----- Extracted entries
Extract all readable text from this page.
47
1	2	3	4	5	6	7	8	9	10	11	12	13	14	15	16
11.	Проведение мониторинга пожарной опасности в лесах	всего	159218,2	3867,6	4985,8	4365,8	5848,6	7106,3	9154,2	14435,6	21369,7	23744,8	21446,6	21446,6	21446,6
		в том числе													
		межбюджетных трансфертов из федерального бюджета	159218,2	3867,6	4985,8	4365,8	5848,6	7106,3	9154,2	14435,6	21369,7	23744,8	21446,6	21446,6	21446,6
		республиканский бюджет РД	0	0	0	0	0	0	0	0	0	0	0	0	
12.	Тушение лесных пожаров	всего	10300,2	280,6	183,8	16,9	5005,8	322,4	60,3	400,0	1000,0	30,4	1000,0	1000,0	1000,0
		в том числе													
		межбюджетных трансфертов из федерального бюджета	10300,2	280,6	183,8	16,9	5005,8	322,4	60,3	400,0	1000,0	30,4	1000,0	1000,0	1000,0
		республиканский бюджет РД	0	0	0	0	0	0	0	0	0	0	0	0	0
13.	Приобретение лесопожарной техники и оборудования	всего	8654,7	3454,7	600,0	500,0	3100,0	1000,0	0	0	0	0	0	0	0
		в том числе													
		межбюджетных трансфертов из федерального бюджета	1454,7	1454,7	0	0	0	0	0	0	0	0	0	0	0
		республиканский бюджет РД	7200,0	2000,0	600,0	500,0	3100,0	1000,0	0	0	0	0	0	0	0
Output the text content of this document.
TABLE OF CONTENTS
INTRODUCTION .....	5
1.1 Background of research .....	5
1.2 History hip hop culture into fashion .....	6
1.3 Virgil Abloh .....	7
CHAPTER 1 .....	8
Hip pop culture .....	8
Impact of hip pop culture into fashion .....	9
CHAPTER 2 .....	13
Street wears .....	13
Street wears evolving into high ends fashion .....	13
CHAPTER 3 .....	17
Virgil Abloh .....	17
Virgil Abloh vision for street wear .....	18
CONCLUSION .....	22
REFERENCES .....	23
----------
■ What the task requires ■
Write out every line of the listing that holds the word "wears".

■ Answer for the task ■
Street wears .....	13
Street wears evolving into high ends fashion .....	13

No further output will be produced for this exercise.